#### [STATED EXERCISE]
Turn the stretch of the listing from its first line through the line containing "battery-icon [518, 11, 558, 29]" into a JSON list of strings, one string per line, with blank lines left out.

(Stored entries)
--- start ---

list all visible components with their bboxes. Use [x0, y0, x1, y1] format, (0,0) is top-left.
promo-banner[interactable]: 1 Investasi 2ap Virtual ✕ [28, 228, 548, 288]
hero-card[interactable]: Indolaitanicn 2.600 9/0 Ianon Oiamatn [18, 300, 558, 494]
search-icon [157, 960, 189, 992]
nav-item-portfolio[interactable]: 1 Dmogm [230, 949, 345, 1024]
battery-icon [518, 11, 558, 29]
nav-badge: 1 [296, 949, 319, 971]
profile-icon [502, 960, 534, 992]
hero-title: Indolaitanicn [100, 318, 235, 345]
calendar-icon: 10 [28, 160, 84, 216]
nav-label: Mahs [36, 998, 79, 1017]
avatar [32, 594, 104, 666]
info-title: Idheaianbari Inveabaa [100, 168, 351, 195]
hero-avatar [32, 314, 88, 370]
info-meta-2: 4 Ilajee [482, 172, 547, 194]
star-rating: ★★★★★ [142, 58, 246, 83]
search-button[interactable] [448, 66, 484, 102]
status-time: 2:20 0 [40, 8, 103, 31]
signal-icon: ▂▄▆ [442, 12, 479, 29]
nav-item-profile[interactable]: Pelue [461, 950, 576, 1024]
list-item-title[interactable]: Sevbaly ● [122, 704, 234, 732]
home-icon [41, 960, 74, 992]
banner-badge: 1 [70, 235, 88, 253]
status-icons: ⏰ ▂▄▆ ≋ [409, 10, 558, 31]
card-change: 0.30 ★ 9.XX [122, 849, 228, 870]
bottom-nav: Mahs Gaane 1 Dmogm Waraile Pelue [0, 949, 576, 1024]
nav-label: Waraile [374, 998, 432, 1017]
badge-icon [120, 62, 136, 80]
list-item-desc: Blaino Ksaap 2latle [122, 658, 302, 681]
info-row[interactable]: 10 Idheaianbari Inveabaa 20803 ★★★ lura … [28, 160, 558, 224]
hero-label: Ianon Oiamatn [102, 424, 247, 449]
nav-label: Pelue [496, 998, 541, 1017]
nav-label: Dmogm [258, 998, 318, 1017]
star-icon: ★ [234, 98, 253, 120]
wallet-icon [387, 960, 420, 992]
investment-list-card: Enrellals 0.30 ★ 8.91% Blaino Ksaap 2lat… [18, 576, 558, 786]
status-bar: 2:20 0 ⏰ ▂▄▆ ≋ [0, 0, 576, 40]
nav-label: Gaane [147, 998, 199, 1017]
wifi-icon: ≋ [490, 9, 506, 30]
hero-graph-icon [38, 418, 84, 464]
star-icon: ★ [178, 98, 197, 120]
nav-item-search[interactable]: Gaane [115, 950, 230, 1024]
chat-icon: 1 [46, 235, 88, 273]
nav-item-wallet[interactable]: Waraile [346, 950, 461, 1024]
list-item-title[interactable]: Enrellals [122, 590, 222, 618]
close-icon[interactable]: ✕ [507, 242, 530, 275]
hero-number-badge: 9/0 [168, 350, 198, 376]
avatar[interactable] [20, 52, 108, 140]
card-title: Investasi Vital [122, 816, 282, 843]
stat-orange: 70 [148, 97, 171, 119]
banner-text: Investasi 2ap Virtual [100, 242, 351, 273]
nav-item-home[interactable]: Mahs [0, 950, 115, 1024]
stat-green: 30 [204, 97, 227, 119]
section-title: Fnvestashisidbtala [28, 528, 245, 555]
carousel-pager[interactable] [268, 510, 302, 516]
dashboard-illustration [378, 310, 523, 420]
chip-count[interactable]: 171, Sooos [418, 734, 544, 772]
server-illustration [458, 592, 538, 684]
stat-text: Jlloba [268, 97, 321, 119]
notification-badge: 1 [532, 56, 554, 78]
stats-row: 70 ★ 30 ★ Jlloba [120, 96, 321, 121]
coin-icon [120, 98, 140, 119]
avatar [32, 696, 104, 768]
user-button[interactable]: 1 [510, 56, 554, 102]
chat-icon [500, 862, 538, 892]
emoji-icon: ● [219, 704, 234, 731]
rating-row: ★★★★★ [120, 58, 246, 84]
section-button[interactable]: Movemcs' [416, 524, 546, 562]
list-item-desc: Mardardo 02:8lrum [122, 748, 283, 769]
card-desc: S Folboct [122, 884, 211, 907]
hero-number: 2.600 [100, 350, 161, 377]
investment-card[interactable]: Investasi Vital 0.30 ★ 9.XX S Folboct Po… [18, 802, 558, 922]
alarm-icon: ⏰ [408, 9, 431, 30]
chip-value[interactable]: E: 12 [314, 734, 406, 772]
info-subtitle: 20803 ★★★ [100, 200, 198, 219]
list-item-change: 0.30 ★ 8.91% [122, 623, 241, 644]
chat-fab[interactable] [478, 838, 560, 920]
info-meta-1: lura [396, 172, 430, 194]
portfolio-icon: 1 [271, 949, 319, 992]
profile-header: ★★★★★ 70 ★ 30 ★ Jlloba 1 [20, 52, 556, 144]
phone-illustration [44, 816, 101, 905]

--- end ---

#### [SOLUTION BELOW]
[
  "list all visible components with their bboxes. Use [x0, y0, x1, y1] format, (0,0) is top-left.",
  "promo-banner[interactable]: 1 Investasi 2ap Virtual ✕ [28, 228, 548, 288]",
  "hero-card[interactable]: Indolaitanicn 2.600 9/0 Ianon Oiamatn [18, 300, 558, 494]",
  "search-icon [157, 960, 189, 992]",
  "nav-item-portfolio[interactable]: 1 Dmogm [230, 949, 345, 1024]",
  "battery-icon [518, 11, 558, 29]"
]